## Extracted text
☆ ☆ ☆ ☆

The City Council’s finance committee on Tuesday recommended that the full council approve the city’s half of the $4 million settlement at its regular weekly meeting on Thursday.

Mayor Quinton Lucas said the Board of Police Commissioners, of which he is a member, authorized payment of an equal amount on July 30. The amount was redacted from that day’s meeting minutes because no final disposition of the matter had occurred at that time.

Beyond the millions of dollars changing hands, the settlement agreement requires that authorities conduct random audits of the city’s 911 system to prevent similar tragedies from occurring, according to attorney Brian McCallister, who represents the family of Cathryn McClelland.

Her husband, Frank McClelland, alleged that his wife died at age 40 because emergency responders arrived too late to save her from suffering permanent brain damage, and she had a heart attack and stopped breathing.

“It’s called Cathryn’s Code, and it will be, as part of the settlement, required that the Board of Police Commissioners adopt a new policy where there are a minimum of 50 recorded 911 calls pulled randomly every month and reviewed for quality control and quality assurance,” McCallister said.

“That was not being done by the board. That was an admitted fact in one of the depositions by the board’s representative.”

A police department spokesman declined comment “to ensure fairness for all sides in this pending litigation.”

Cathryn McClelland awoke with chest pains on the morning of July 18, 2019. Her husband was out of state on a construction job, while she was at home in Prairie Village caring for their 8-year-old son and 3-year-old daughter.

According to the lawsuit in Jackson County Circuit Court, she collapsed on the kitchen floor shortly after 6 a.m. The couple’s son was with her and immediately called 911 on her cell phone.

As their home was near the state line, his call was routed to the Kansas City Police Department emergency call center. Call takers there are trained to expect and handle calls routed to them from Johnson County through the regional 911 system.

They are supposed to then contact Kansas agencies for emergency service. But the dispatcher who took the call that morning instead contacted the Kansas City Fire Department for help.

She acknowledged later in a deposition that she knew to contact Johnson County authorities instead, but never explained why she didn’t do that.

“We will never know why she did what she did,” he said in an interview with The Star.

The police dispatcher said she knew KCFD was not authorized to send an ambulance across the state line. An emergency response was further delayed when that dispatcher and a fire department dispatcher became confused as to the correct address in Prairie Village.

☆ ☆ ☆ ☆

## Written problem
Duplicate the article on the 911 settlement, everything from "They are supposed" down to "Department for help.". The data after this text plays no part in the work here.

## Data
☆ ☆ ☆ ☆

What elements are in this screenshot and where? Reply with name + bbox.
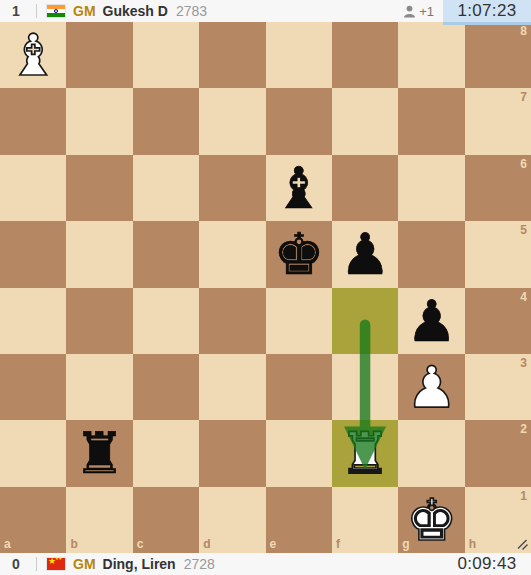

☆ ☆ ☆ ☆

## Output for this exercise
They are supposed to then contact Kansas agencies for emergency service. But the dispatcher who took the call that morning instead contacted the Kansas City Fire Department for help.